--- Work instructions ---
Copy out the lines of the material between the line holding "paragraph: ووجه القياس" and the line holding "paragraph-end: . [215,693,231,722]", inclusive, and nothing else.

--- Records supplied ---
--------------------
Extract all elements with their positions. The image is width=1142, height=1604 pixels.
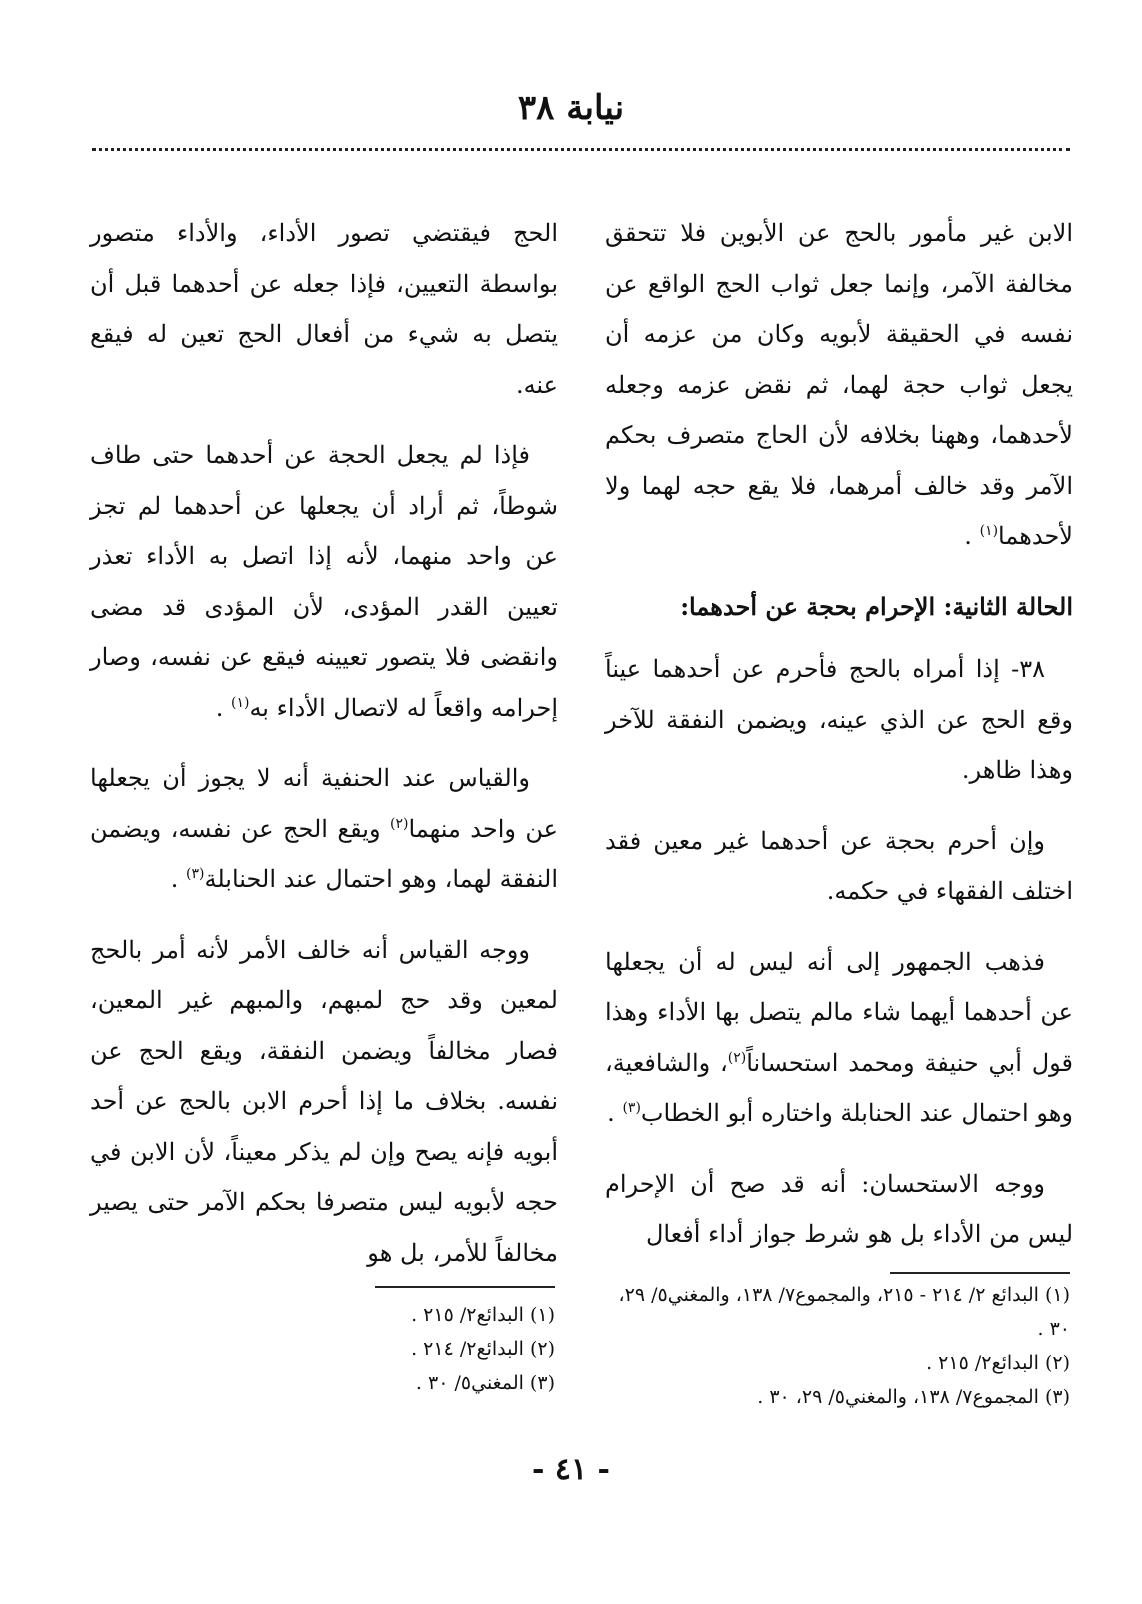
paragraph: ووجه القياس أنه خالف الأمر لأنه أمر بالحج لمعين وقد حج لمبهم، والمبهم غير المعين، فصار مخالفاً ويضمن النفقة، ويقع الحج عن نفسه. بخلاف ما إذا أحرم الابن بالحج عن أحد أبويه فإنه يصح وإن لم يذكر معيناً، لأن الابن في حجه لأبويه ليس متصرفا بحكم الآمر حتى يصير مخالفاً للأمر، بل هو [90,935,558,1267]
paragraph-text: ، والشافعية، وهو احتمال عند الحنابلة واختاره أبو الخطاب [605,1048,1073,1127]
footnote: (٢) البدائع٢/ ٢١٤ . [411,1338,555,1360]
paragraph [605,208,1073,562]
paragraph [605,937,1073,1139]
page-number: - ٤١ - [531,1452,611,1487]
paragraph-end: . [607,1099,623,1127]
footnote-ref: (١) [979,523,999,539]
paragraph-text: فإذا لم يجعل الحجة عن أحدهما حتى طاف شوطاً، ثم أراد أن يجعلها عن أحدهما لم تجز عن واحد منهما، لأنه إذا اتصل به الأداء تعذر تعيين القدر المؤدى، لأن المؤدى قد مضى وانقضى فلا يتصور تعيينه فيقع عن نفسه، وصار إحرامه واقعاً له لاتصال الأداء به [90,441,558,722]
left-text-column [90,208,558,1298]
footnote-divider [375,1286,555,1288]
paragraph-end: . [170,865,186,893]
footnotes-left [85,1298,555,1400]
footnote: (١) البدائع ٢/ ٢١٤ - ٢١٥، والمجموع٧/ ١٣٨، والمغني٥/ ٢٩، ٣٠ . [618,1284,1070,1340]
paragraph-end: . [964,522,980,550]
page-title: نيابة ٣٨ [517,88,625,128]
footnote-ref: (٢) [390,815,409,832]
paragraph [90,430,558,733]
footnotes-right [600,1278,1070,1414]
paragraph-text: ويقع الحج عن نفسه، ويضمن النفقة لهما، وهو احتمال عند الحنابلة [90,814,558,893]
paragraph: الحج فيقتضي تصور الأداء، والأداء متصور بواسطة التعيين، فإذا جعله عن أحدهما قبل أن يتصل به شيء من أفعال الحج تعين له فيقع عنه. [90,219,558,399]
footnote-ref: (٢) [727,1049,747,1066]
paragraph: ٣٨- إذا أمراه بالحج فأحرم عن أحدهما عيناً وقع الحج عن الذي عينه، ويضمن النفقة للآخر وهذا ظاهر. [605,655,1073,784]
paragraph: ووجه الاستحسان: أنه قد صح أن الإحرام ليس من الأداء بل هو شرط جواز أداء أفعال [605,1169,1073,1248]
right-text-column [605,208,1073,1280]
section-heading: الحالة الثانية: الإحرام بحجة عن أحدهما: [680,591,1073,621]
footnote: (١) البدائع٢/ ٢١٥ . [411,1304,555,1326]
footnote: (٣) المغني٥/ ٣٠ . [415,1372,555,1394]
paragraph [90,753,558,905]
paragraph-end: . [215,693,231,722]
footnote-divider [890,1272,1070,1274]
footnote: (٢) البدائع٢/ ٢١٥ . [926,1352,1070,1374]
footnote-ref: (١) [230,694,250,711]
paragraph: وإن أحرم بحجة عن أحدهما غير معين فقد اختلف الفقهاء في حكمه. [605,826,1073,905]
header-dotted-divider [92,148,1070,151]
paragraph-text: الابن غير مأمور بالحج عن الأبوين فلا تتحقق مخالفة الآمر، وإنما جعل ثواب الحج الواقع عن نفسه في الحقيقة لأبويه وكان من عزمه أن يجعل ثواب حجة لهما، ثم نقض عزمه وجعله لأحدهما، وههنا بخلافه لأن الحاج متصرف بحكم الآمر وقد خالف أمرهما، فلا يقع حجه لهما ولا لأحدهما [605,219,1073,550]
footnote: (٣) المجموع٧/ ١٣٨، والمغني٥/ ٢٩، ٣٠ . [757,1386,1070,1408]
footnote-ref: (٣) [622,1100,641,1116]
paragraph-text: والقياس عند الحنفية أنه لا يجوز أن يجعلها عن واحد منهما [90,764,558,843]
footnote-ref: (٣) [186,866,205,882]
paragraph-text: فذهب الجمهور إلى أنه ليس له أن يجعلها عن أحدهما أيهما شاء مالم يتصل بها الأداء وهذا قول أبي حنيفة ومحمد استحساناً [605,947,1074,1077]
--------------------
--- Solution to the exercise ---
paragraph: ووجه القياس أنه خالف الأمر لأنه أمر بالحج لمعين وقد حج لمبهم، والمبهم غير المعين، فصار مخالفاً ويضمن النفقة، ويقع الحج عن نفسه. بخلاف ما إذا أحرم الابن بالحج عن أحد أبويه فإنه يصح وإن لم يذكر معيناً، لأن الابن في حجه لأبويه ليس متصرفا بحكم الآمر حتى يصير مخالفاً للأمر، بل هو [90,935,558,1267]
paragraph-text: ، والشافعية، وهو احتمال عند الحنابلة واختاره أبو الخطاب [605,1048,1073,1127]
footnote: (٢) البدائع٢/ ٢١٤ . [411,1338,555,1360]
paragraph [605,208,1073,562]
paragraph [605,937,1073,1139]
page-number: - ٤١ - [531,1452,611,1487]
paragraph-end: . [607,1099,623,1127]
footnote-ref: (١) [979,523,999,539]
paragraph-text: فإذا لم يجعل الحجة عن أحدهما حتى طاف شوطاً، ثم أراد أن يجعلها عن أحدهما لم تجز عن واحد منهما، لأنه إذا اتصل به الأداء تعذر تعيين القدر المؤدى، لأن المؤدى قد مضى وانقضى فلا يتصور تعيينه فيقع عن نفسه، وصار إحرامه واقعاً له لاتصال الأداء به [90,441,558,722]
left-text-column [90,208,558,1298]
footnote-divider [375,1286,555,1288]
paragraph-end: . [170,865,186,893]
footnotes-left [85,1298,555,1400]
footnote: (١) البدائع ٢/ ٢١٤ - ٢١٥، والمجموع٧/ ١٣٨، والمغني٥/ ٢٩، ٣٠ . [618,1284,1070,1340]
paragraph-end: . [964,522,980,550]
page-title: نيابة ٣٨ [517,88,625,128]
footnote-ref: (٢) [390,815,409,832]
paragraph [90,430,558,733]
footnotes-right [600,1278,1070,1414]
paragraph-text: ويقع الحج عن نفسه، ويضمن النفقة لهما، وهو احتمال عند الحنابلة [90,814,558,893]
paragraph: الحج فيقتضي تصور الأداء، والأداء متصور بواسطة التعيين، فإذا جعله عن أحدهما قبل أن يتصل به شيء من أفعال الحج تعين له فيقع عنه. [90,219,558,399]
footnote-ref: (٢) [727,1049,747,1066]
paragraph: ٣٨- إذا أمراه بالحج فأحرم عن أحدهما عيناً وقع الحج عن الذي عينه، ويضمن النفقة للآخر وهذا ظاهر. [605,655,1073,784]
paragraph: ووجه الاستحسان: أنه قد صح أن الإحرام ليس من الأداء بل هو شرط جواز أداء أفعال [605,1169,1073,1248]
right-text-column [605,208,1073,1280]
section-heading: الحالة الثانية: الإحرام بحجة عن أحدهما: [680,591,1073,621]
footnote: (١) البدائع٢/ ٢١٥ . [411,1304,555,1326]
footnote: (٣) المغني٥/ ٣٠ . [415,1372,555,1394]
paragraph [90,753,558,905]
paragraph-end: . [215,693,231,722]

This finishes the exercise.